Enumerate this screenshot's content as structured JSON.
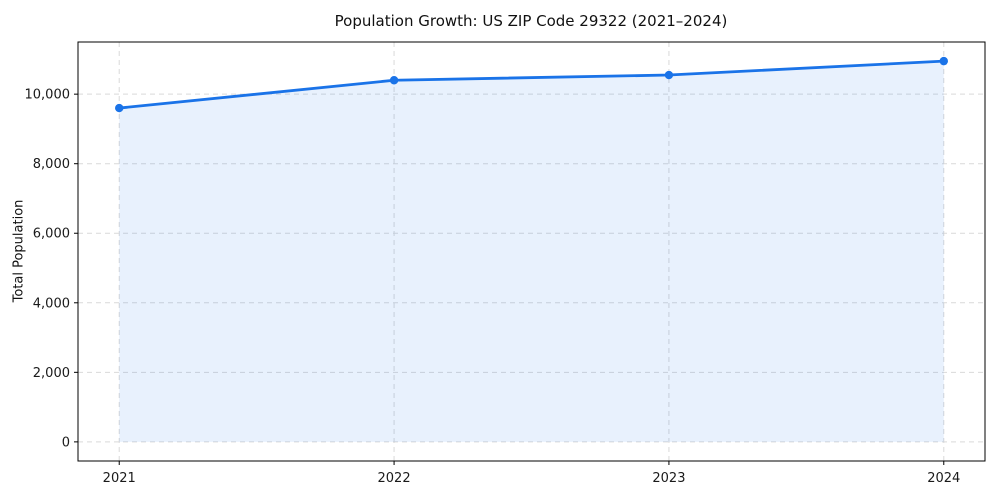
{
  "chart_data": {
    "type": "area",
    "title": "Population Growth: US ZIP Code 29322 (2021–2024)",
    "xlabel": "",
    "ylabel": "Total Population",
    "x": [
      2021,
      2022,
      2023,
      2024
    ],
    "categories": [
      "2021",
      "2022",
      "2023",
      "2024"
    ],
    "series": [
      {
        "name": "Total Population",
        "values": [
          9600,
          10400,
          10550,
          10950
        ]
      }
    ],
    "yticks": [
      0,
      2000,
      4000,
      6000,
      8000,
      10000
    ],
    "ytick_labels": [
      "0",
      "2,000",
      "4,000",
      "6,000",
      "8,000",
      "10,000"
    ],
    "xtick_labels": [
      "2021",
      "2022",
      "2023",
      "2024"
    ],
    "xlim": [
      2020.85,
      2024.15
    ],
    "ylim": [
      -550,
      11500
    ],
    "grid": true,
    "grid_style": "dashed",
    "legend": false,
    "marker": "circle",
    "fill_to_zero": true,
    "colors": {
      "line": "#1a73e8",
      "marker": "#1a73e8",
      "fill": "#1a73e8",
      "fill_opacity": 0.1,
      "grid": "#d9d9d9",
      "spine": "#000000",
      "tick_text": "#1a1a1a",
      "background": "#ffffff"
    }
  }
}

=-=-=-=-=

[REQUIRED TASK]:
Using the records above, gather all lines where the string "Total" is present.

[RESPONSE TO THIS EXERCISE]:
    "ylabel": "Total Population",
        "name": "Total Population",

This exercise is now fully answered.